**To do**
Extract the listing in its entirety, keeping each line identical to the original.

[Stored records]
_ _ _ _ _

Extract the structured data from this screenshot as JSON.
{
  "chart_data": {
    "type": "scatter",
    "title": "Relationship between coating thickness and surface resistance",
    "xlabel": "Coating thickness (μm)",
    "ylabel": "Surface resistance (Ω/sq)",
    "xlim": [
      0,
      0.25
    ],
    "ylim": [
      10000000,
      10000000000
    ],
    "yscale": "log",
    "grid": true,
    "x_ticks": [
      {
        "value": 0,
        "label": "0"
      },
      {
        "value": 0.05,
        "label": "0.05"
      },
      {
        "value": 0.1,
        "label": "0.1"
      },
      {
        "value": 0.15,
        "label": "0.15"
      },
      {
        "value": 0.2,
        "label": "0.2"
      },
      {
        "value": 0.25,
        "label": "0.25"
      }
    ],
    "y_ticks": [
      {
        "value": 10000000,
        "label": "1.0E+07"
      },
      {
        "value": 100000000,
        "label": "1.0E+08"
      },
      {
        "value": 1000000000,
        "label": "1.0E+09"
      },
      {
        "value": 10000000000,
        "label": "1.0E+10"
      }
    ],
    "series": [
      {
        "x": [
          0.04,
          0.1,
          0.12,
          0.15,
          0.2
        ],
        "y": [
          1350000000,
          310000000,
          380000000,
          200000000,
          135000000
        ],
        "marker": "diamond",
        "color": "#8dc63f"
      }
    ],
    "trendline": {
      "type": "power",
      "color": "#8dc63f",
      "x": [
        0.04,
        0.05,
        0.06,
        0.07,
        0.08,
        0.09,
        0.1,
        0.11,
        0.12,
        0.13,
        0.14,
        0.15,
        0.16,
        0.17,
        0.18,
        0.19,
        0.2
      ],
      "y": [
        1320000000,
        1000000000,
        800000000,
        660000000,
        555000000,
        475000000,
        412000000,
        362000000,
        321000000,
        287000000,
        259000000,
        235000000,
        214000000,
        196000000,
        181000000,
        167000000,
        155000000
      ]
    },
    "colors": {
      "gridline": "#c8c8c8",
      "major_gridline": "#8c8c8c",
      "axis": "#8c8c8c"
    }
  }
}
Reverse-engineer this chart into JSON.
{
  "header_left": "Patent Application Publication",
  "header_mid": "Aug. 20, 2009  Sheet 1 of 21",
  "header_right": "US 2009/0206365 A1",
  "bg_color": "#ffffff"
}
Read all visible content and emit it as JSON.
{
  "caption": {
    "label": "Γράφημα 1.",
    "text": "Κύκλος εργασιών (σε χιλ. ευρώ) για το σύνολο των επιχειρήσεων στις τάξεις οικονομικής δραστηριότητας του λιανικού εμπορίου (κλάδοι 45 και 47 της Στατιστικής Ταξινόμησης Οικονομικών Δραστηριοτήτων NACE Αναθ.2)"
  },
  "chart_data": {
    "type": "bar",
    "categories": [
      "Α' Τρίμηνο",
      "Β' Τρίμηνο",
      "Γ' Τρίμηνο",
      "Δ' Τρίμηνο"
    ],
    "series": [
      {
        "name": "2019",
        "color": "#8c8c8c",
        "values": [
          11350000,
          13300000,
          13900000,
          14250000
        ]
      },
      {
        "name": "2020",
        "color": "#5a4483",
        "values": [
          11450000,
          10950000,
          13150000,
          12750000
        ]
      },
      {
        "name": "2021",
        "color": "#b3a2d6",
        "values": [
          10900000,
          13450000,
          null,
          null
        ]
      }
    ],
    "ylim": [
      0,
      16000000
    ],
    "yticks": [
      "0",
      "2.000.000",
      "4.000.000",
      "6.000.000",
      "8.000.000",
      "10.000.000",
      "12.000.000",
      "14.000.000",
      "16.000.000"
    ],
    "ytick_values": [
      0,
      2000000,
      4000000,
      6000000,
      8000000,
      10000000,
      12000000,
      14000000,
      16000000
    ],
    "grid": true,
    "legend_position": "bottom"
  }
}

_ _ _ _ _

**Answer for the task**
Extract the structured data from this screenshot as JSON.
{
  "chart_data": {
    "type": "scatter",
    "title": "Relationship between coating thickness and surface resistance",
    "xlabel": "Coating thickness (μm)",
    "ylabel": "Surface resistance (Ω/sq)",
    "xlim": [
      0,
      0.25
    ],
    "ylim": [
      10000000,
      10000000000
    ],
    "yscale": "log",
    "grid": true,
    "x_ticks": [
      {
        "value": 0,
        "label": "0"
      },
      {
        "value": 0.05,
        "label": "0.05"
      },
      {
        "value": 0.1,
        "label": "0.1"
      },
      {
        "value": 0.15,
        "label": "0.15"
      },
      {
        "value": 0.2,
        "label": "0.2"
      },
      {
        "value": 0.25,
        "label": "0.25"
      }
    ],
    "y_ticks": [
      {
        "value": 10000000,
        "label": "1.0E+07"
      },
      {
        "value": 100000000,
        "label": "1.0E+08"
      },
      {
        "value": 1000000000,
        "label": "1.0E+09"
      },
      {
        "value": 10000000000,
        "label": "1.0E+10"
      }
    ],
    "series": [
      {
        "x": [
          0.04,
          0.1,
          0.12,
          0.15,
          0.2
        ],
        "y": [
          1350000000,
          310000000,
          380000000,
          200000000,
          135000000
        ],
        "marker": "diamond",
        "color": "#8dc63f"
      }
    ],
    "trendline": {
      "type": "power",
      "color": "#8dc63f",
      "x": [
        0.04,
        0.05,
        0.06,
        0.07,
        0.08,
        0.09,
        0.1,
        0.11,
        0.12,
        0.13,
        0.14,
        0.15,
        0.16,
        0.17,
        0.18,
        0.19,
        0.2
      ],
      "y": [
        1320000000,
        1000000000,
        800000000,
        660000000,
        555000000,
        475000000,
        412000000,
        362000000,
        321000000,
        287000000,
        259000000,
        235000000,
        214000000,
        196000000,
        181000000,
        167000000,
        155000000
      ]
    },
    "colors": {
      "gridline": "#c8c8c8",
      "major_gridline": "#8c8c8c",
      "axis": "#8c8c8c"
    }
  }
}
Reverse-engineer this chart into JSON.
{
  "header_left": "Patent Application Publication",
  "header_mid": "Aug. 20, 2009  Sheet 1 of 21",
  "header_right": "US 2009/0206365 A1",
  "bg_color": "#ffffff"
}
Read all visible content and emit it as JSON.
{
  "caption": {
    "label": "Γράφημα 1.",
    "text": "Κύκλος εργασιών (σε χιλ. ευρώ) για το σύνολο των επιχειρήσεων στις τάξεις οικονομικής δραστηριότητας του λιανικού εμπορίου (κλάδοι 45 και 47 της Στατιστικής Ταξινόμησης Οικονομικών Δραστηριοτήτων NACE Αναθ.2)"
  },
  "chart_data": {
    "type": "bar",
    "categories": [
      "Α' Τρίμηνο",
      "Β' Τρίμηνο",
      "Γ' Τρίμηνο",
      "Δ' Τρίμηνο"
    ],
    "series": [
      {
        "name": "2019",
        "color": "#8c8c8c",
        "values": [
          11350000,
          13300000,
          13900000,
          14250000
        ]
      },
      {
        "name": "2020",
        "color": "#5a4483",
        "values": [
          11450000,
          10950000,
          13150000,
          12750000
        ]
      },
      {
        "name": "2021",
        "color": "#b3a2d6",
        "values": [
          10900000,
          13450000,
          null,
          null
        ]
      }
    ],
    "ylim": [
      0,
      16000000
    ],
    "yticks": [
      "0",
      "2.000.000",
      "4.000.000",
      "6.000.000",
      "8.000.000",
      "10.000.000",
      "12.000.000",
      "14.000.000",
      "16.000.000"
    ],
    "ytick_values": [
      0,
      2000000,
      4000000,
      6000000,
      8000000,
      10000000,
      12000000,
      14000000,
      16000000
    ],
    "grid": true,
    "legend_position": "bottom"
  }
}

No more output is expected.